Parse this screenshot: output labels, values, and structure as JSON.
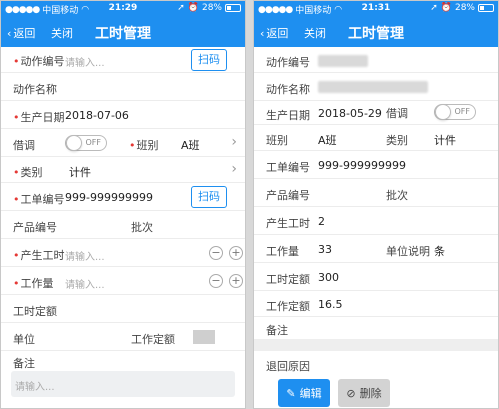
{
  "left": {
    "status": {
      "carrier": "中国移动",
      "time": "21:29",
      "battery": "28%"
    },
    "nav": {
      "back": "返回",
      "close": "关闭",
      "title": "工时管理"
    },
    "fields": {
      "action_code": {
        "label": "动作编号",
        "placeholder": "请输入..."
      },
      "scan1": "扫码",
      "action_name": {
        "label": "动作名称"
      },
      "prod_date": {
        "label": "生产日期",
        "value": "2018-07-06"
      },
      "borrow": {
        "label": "借调",
        "toggle": "OFF"
      },
      "shift": {
        "label": "班别",
        "value": "A班"
      },
      "category": {
        "label": "类别",
        "value": "计件"
      },
      "work_order": {
        "label": "工单编号",
        "value": "999-999999999"
      },
      "scan2": "扫码",
      "product_code": {
        "label": "产品编号",
        "batch_label": "批次"
      },
      "output_hours": {
        "label": "产生工时",
        "placeholder": "请输入..."
      },
      "workload": {
        "label": "工作量",
        "placeholder": "请输入..."
      },
      "quota": {
        "label": "工时定额"
      },
      "unit": {
        "label": "单位",
        "quota_label": "工作定额"
      },
      "remarks": {
        "label": "备注",
        "placeholder": "请输入..."
      }
    }
  },
  "right": {
    "status": {
      "carrier": "中国移动",
      "time": "21:31",
      "battery": "28%"
    },
    "nav": {
      "back": "返回",
      "close": "关闭",
      "title": "工时管理"
    },
    "fields": {
      "action_code": {
        "label": "动作编号"
      },
      "action_name": {
        "label": "动作名称"
      },
      "prod_date": {
        "label": "生产日期",
        "value": "2018-05-29"
      },
      "borrow": {
        "label": "借调",
        "toggle": "OFF"
      },
      "shift": {
        "label": "班别",
        "value": "A班"
      },
      "category": {
        "label": "类别",
        "value": "计件"
      },
      "work_order": {
        "label": "工单编号",
        "value": "999-999999999"
      },
      "product_code": {
        "label": "产品编号",
        "batch_label": "批次"
      },
      "output_hours": {
        "label": "产生工时",
        "value": "2"
      },
      "workload": {
        "label": "工作量",
        "value": "33",
        "unit_label": "单位说明",
        "unit_value": "条"
      },
      "hours_quota": {
        "label": "工时定额",
        "value": "300"
      },
      "work_quota": {
        "label": "工作定额",
        "value": "16.5"
      },
      "remarks": {
        "label": "备注"
      },
      "return_reason": {
        "label": "退回原因"
      }
    },
    "buttons": {
      "edit": "编辑",
      "delete": "删除"
    }
  }
}
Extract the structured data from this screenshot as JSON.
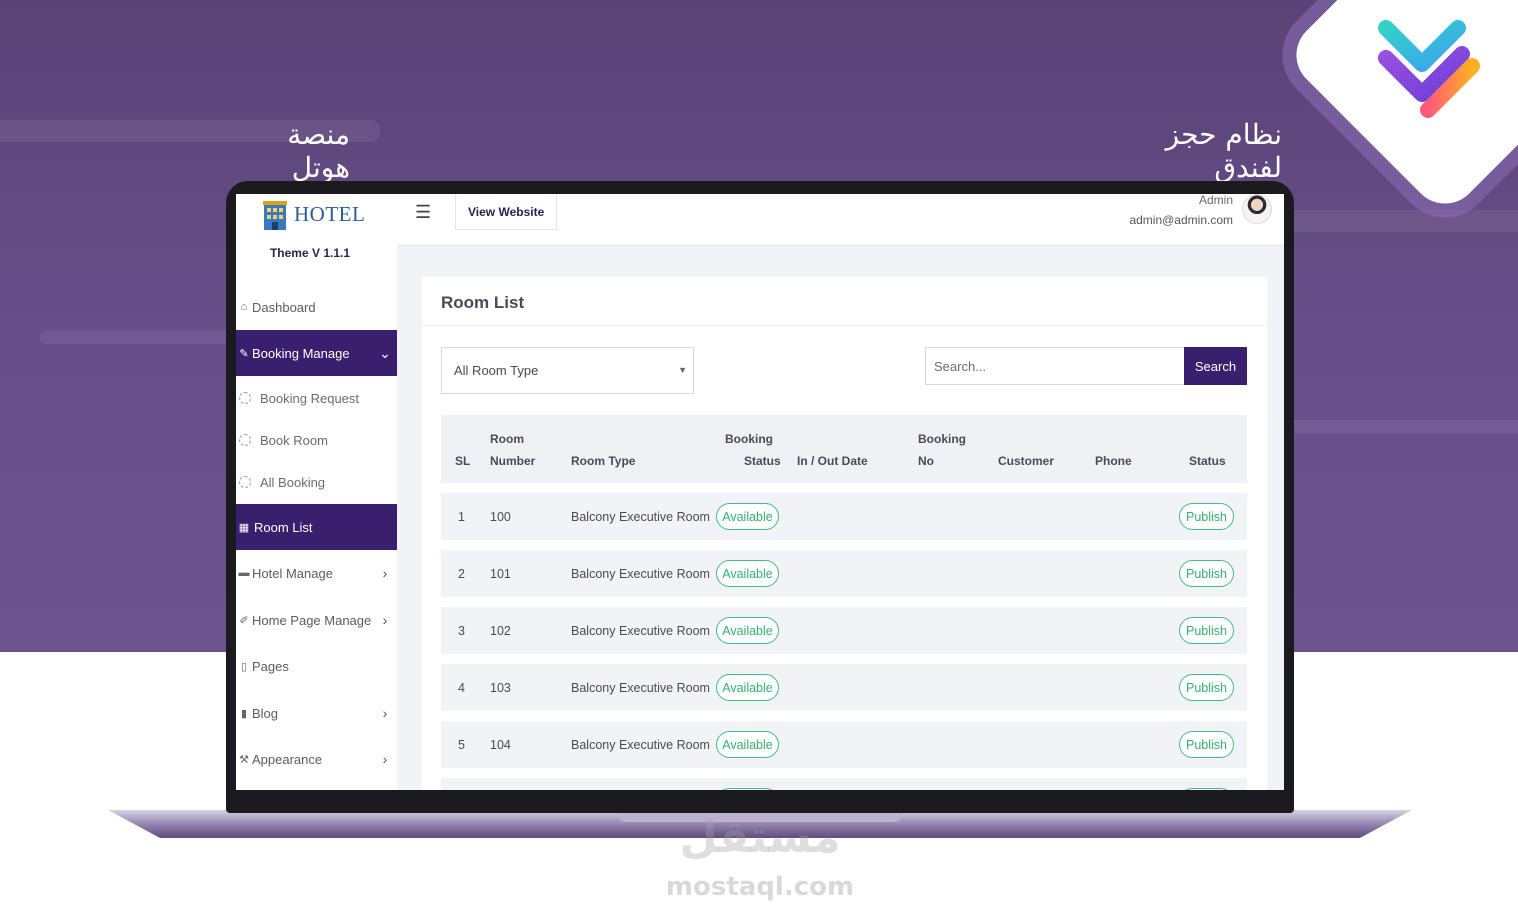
{
  "background": {
    "title_right": "نظام حجز لفندق",
    "title_left": "منصة هوتل",
    "colors": {
      "purple_bg": "#5a4377",
      "accent": "#3a1f6e",
      "status_green": "#34b070"
    }
  },
  "sidebar": {
    "brand": "HOTEL",
    "theme_version": "Theme V 1.1.1",
    "items": [
      {
        "label": "Dashboard",
        "icon": "dashboard-icon"
      },
      {
        "label": "Booking Manage",
        "icon": "pencil-icon",
        "active": true,
        "expanded": true
      },
      {
        "label": "Room List",
        "icon": "grid-icon",
        "active": true
      },
      {
        "label": "Hotel Manage",
        "icon": "bed-icon"
      },
      {
        "label": "Home Page Manage",
        "icon": "edit-icon"
      },
      {
        "label": "Pages",
        "icon": "file-icon"
      },
      {
        "label": "Blog",
        "icon": "blog-icon"
      },
      {
        "label": "Appearance",
        "icon": "brush-icon"
      }
    ],
    "sub_items": [
      {
        "label": "Booking Request"
      },
      {
        "label": "Book Room"
      },
      {
        "label": "All Booking"
      }
    ]
  },
  "topbar": {
    "view_website": "View Website",
    "admin_name": "Admin",
    "admin_email": "admin@admin.com"
  },
  "main": {
    "title": "Room List",
    "filter_selected": "All Room Type",
    "search_placeholder": "Search...",
    "search_button": "Search",
    "columns": {
      "sl": "SL",
      "room_number_1": "Room",
      "room_number_2": "Number",
      "room_type": "Room Type",
      "booking_status_1": "Booking",
      "booking_status_2": "Status",
      "in_out_date": "In / Out Date",
      "booking_no_1": "Booking",
      "booking_no_2": "No",
      "customer": "Customer",
      "phone": "Phone",
      "status": "Status"
    },
    "rows": [
      {
        "sl": "1",
        "room_number": "100",
        "room_type": "Balcony Executive Room",
        "booking_status": "Available",
        "status": "Publish"
      },
      {
        "sl": "2",
        "room_number": "101",
        "room_type": "Balcony Executive Room",
        "booking_status": "Available",
        "status": "Publish"
      },
      {
        "sl": "3",
        "room_number": "102",
        "room_type": "Balcony Executive Room",
        "booking_status": "Available",
        "status": "Publish"
      },
      {
        "sl": "4",
        "room_number": "103",
        "room_type": "Balcony Executive Room",
        "booking_status": "Available",
        "status": "Publish"
      },
      {
        "sl": "5",
        "room_number": "104",
        "room_type": "Balcony Executive Room",
        "booking_status": "Available",
        "status": "Publish"
      }
    ]
  },
  "watermark": {
    "arabic": "مستقل",
    "latin": "mostaql.com"
  }
}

■ Task description: Keep the pictures out of the copy and return the rest of the data above exactly.

■ Completed task:
Parse this screenshot: output labels, values, and structure as JSON.
{
  "left": {
    "status": {
      "carrier": "中国移动",
      "time": "21:29",
      "battery": "28%"
    },
    "nav": {
      "back": "返回",
      "close": "关闭",
      "title": "工时管理"
    },
    "fields": {
      "action_code": {
        "label": "动作编号",
        "placeholder": "请输入..."
      },
      "scan1": "扫码",
      "action_name": {
        "label": "动作名称"
      },
      "prod_date": {
        "label": "生产日期",
        "value": "2018-07-06"
      },
      "borrow": {
        "label": "借调",
        "toggle": "OFF"
      },
      "shift": {
        "label": "班别",
        "value": "A班"
      },
      "category": {
        "label": "类别",
        "value": "计件"
      },
      "work_order": {
        "label": "工单编号",
        "value": "999-999999999"
      },
      "scan2": "扫码",
      "product_code": {
        "label": "产品编号",
        "batch_label": "批次"
      },
      "output_hours": {
        "label": "产生工时",
        "placeholder": "请输入..."
      },
      "workload": {
        "label": "工作量",
        "placeholder": "请输入..."
      },
      "quota": {
        "label": "工时定额"
      },
      "unit": {
        "label": "单位",
        "quota_label": "工作定额"
      },
      "remarks": {
        "label": "备注",
        "placeholder": "请输入..."
      }
    }
  },
  "right": {
    "status": {
      "carrier": "中国移动",
      "time": "21:31",
      "battery": "28%"
    },
    "nav": {
      "back": "返回",
      "close": "关闭",
      "title": "工时管理"
    },
    "fields": {
      "action_code": {
        "label": "动作编号"
      },
      "action_name": {
        "label": "动作名称"
      },
      "prod_date": {
        "label": "生产日期",
        "value": "2018-05-29"
      },
      "borrow": {
        "label": "借调",
        "toggle": "OFF"
      },
      "shift": {
        "label": "班别",
        "value": "A班"
      },
      "category": {
        "label": "类别",
        "value": "计件"
      },
      "work_order": {
        "label": "工单编号",
        "value": "999-999999999"
      },
      "product_code": {
        "label": "产品编号",
        "batch_label": "批次"
      },
      "output_hours": {
        "label": "产生工时",
        "value": "2"
      },
      "workload": {
        "label": "工作量",
        "value": "33",
        "unit_label": "单位说明",
        "unit_value": "条"
      },
      "hours_quota": {
        "label": "工时定额",
        "value": "300"
      },
      "work_quota": {
        "label": "工作定额",
        "value": "16.5"
      },
      "remarks": {
        "label": "备注"
      },
      "return_reason": {
        "label": "退回原因"
      }
    },
    "buttons": {
      "edit": "编辑",
      "delete": "删除"
    }
  }
}
Extract the structured data from this screenshot as JSON.
{
  "background": {
    "title_right": "نظام حجز لفندق",
    "title_left": "منصة هوتل",
    "colors": {
      "purple_bg": "#5a4377",
      "accent": "#3a1f6e",
      "status_green": "#34b070"
    }
  },
  "sidebar": {
    "brand": "HOTEL",
    "theme_version": "Theme V 1.1.1",
    "items": [
      {
        "label": "Dashboard",
        "icon": "dashboard-icon"
      },
      {
        "label": "Booking Manage",
        "icon": "pencil-icon",
        "active": true,
        "expanded": true
      },
      {
        "label": "Room List",
        "icon": "grid-icon",
        "active": true
      },
      {
        "label": "Hotel Manage",
        "icon": "bed-icon"
      },
      {
        "label": "Home Page Manage",
        "icon": "edit-icon"
      },
      {
        "label": "Pages",
        "icon": "file-icon"
      },
      {
        "label": "Blog",
        "icon": "blog-icon"
      },
      {
        "label": "Appearance",
        "icon": "brush-icon"
      }
    ],
    "sub_items": [
      {
        "label": "Booking Request"
      },
      {
        "label": "Book Room"
      },
      {
        "label": "All Booking"
      }
    ]
  },
  "topbar": {
    "view_website": "View Website",
    "admin_name": "Admin",
    "admin_email": "admin@admin.com"
  },
  "main": {
    "title": "Room List",
    "filter_selected": "All Room Type",
    "search_placeholder": "Search...",
    "search_button": "Search",
    "columns": {
      "sl": "SL",
      "room_number_1": "Room",
      "room_number_2": "Number",
      "room_type": "Room Type",
      "booking_status_1": "Booking",
      "booking_status_2": "Status",
      "in_out_date": "In / Out Date",
      "booking_no_1": "Booking",
      "booking_no_2": "No",
      "customer": "Customer",
      "phone": "Phone",
      "status": "Status"
    },
    "rows": [
      {
        "sl": "1",
        "room_number": "100",
        "room_type": "Balcony Executive Room",
        "booking_status": "Available",
        "status": "Publish"
      },
      {
        "sl": "2",
        "room_number": "101",
        "room_type": "Balcony Executive Room",
        "booking_status": "Available",
        "status": "Publish"
      },
      {
        "sl": "3",
        "room_number": "102",
        "room_type": "Balcony Executive Room",
        "booking_status": "Available",
        "status": "Publish"
      },
      {
        "sl": "4",
        "room_number": "103",
        "room_type": "Balcony Executive Room",
        "booking_status": "Available",
        "status": "Publish"
      },
      {
        "sl": "5",
        "room_number": "104",
        "room_type": "Balcony Executive Room",
        "booking_status": "Available",
        "status": "Publish"
      }
    ]
  },
  "watermark": {
    "arabic": "مستقل",
    "latin": "mostaql.com"
  }
}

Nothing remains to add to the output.